_Work to be completed_
Give the number of lines in this listing that contain the word "JSON", and nothing else.
##### Task input
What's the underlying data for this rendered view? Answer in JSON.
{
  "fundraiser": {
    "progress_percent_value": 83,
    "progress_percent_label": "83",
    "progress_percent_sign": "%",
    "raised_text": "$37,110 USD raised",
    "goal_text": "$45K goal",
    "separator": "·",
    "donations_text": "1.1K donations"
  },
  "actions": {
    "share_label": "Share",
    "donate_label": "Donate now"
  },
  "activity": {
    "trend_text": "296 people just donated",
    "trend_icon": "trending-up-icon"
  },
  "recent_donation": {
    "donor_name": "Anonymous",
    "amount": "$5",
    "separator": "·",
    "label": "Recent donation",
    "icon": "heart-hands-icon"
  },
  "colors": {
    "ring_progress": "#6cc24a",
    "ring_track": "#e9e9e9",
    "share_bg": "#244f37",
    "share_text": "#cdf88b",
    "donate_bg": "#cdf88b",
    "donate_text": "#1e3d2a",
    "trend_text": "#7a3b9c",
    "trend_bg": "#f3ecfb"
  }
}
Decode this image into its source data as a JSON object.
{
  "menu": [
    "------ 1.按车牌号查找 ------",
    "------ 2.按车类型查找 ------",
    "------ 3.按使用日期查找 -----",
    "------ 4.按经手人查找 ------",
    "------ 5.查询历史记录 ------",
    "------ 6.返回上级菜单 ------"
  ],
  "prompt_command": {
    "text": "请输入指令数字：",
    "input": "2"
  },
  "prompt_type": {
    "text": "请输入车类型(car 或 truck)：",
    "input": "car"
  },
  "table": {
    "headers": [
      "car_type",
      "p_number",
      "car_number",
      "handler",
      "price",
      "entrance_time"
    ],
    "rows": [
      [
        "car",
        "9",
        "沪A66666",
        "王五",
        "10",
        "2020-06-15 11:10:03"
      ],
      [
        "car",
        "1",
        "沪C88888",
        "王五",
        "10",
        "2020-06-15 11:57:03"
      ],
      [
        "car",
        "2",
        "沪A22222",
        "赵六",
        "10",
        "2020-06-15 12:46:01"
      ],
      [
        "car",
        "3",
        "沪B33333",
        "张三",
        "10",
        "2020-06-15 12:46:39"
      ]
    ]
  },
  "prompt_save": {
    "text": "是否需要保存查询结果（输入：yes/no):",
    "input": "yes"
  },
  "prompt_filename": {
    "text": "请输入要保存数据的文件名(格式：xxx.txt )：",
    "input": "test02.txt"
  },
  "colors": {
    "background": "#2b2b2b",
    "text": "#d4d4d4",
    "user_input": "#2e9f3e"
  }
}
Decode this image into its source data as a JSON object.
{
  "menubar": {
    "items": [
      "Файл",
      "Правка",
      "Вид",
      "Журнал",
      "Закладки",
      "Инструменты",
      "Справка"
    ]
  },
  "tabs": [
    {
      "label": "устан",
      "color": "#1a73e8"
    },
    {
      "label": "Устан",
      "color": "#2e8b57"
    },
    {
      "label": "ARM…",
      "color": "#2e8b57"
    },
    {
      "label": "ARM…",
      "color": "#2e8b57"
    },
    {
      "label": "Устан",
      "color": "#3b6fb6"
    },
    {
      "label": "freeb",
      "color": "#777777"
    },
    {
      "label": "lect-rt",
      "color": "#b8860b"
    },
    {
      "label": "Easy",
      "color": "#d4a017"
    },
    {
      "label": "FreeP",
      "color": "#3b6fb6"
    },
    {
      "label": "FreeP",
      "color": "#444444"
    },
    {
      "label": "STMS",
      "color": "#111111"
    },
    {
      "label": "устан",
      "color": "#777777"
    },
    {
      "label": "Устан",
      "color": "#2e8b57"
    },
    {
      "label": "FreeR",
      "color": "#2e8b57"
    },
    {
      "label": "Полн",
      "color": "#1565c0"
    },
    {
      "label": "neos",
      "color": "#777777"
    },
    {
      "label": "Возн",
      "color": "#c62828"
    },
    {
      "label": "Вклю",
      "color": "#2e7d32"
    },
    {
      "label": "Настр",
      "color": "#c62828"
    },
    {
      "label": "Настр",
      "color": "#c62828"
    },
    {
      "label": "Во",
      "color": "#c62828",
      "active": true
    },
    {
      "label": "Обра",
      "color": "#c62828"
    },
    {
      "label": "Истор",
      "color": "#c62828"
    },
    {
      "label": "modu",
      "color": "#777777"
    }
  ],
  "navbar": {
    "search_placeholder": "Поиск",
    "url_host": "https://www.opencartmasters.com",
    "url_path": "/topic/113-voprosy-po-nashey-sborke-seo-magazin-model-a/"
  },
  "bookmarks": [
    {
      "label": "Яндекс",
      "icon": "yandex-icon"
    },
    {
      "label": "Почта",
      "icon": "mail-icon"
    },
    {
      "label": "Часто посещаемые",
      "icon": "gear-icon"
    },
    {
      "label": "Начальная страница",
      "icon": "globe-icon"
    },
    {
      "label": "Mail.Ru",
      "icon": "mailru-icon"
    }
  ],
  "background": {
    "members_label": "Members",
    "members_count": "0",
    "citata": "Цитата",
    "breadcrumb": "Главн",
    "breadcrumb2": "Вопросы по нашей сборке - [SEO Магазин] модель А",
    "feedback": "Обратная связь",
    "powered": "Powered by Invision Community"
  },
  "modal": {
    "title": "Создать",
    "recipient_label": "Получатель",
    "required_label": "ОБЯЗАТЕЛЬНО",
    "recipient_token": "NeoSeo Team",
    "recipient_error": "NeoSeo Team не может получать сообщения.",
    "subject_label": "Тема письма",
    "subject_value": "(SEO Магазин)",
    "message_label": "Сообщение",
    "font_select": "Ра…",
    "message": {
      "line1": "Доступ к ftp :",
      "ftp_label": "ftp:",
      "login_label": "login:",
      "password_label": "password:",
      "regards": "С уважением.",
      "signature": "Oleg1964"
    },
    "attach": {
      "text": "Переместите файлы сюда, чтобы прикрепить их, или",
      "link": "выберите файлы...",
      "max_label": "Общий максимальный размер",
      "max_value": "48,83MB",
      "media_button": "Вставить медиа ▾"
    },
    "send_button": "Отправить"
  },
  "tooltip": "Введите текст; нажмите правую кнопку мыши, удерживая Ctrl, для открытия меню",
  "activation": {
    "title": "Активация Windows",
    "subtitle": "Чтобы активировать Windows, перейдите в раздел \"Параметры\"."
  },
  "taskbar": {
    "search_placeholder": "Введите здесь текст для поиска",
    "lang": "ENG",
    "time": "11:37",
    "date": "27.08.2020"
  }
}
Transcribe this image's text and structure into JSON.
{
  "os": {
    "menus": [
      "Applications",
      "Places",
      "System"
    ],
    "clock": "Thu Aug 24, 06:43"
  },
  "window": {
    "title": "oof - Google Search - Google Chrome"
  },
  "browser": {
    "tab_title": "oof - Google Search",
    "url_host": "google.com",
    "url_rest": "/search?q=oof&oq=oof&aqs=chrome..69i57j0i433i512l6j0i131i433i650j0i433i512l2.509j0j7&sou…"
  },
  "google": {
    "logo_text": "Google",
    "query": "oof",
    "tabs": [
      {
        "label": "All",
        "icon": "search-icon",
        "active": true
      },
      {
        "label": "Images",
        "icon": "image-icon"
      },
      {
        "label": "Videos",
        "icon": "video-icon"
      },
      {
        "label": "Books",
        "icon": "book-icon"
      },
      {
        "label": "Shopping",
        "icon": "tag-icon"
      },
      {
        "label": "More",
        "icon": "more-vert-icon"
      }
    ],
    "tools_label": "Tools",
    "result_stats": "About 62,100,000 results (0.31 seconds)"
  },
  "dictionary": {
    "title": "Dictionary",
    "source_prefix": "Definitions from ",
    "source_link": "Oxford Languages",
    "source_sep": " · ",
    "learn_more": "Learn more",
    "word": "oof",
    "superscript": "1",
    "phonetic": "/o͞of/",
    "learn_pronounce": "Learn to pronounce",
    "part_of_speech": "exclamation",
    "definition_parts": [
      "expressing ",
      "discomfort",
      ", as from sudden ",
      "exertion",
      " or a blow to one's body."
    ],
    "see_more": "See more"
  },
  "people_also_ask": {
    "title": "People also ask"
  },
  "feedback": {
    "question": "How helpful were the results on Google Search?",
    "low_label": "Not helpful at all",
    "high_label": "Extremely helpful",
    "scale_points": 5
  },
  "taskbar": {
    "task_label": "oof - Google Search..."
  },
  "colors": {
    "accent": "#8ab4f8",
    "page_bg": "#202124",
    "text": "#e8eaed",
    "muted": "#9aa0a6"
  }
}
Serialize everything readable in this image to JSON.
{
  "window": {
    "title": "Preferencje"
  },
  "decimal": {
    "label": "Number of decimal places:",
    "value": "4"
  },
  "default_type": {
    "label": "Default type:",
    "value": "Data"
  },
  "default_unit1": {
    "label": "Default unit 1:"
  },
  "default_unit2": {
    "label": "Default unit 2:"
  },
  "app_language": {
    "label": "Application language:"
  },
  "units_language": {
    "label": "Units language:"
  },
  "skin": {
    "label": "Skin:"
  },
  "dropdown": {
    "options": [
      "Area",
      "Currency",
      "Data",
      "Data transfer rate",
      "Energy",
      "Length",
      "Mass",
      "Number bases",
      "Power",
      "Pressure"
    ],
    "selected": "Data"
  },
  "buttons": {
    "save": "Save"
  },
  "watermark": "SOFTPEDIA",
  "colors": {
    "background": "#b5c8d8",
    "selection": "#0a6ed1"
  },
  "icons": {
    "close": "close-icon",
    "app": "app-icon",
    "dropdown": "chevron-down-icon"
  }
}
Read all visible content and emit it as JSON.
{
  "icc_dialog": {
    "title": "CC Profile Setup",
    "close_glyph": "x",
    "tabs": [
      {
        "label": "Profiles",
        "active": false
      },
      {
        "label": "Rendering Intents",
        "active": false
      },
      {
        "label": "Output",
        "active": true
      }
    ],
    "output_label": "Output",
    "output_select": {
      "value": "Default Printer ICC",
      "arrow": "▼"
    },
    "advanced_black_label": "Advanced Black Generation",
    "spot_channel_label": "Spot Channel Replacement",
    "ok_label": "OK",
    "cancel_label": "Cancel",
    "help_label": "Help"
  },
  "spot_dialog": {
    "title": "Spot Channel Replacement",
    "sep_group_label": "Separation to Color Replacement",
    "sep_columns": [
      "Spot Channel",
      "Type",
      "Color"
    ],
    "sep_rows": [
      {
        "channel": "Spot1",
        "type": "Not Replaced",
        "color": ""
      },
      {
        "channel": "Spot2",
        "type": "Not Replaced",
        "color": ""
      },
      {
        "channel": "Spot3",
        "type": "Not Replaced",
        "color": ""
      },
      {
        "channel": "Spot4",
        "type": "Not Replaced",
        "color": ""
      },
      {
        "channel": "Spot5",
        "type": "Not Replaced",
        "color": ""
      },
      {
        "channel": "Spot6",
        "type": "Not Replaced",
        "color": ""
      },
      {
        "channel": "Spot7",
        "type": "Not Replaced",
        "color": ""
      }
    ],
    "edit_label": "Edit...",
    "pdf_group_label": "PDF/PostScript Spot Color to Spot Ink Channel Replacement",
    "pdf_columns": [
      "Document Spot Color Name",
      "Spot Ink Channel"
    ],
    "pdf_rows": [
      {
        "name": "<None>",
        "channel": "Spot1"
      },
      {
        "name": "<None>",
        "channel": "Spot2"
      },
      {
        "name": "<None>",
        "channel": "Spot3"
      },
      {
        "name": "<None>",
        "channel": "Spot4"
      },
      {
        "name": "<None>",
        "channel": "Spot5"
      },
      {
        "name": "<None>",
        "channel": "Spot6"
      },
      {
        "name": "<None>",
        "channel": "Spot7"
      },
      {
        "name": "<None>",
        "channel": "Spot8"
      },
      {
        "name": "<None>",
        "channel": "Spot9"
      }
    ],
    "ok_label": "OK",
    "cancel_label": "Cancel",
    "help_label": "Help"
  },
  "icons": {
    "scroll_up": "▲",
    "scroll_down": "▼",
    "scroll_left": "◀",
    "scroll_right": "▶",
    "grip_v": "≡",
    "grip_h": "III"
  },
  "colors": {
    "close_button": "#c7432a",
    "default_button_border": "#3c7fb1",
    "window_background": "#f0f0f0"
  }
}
##########
_Correct response_
6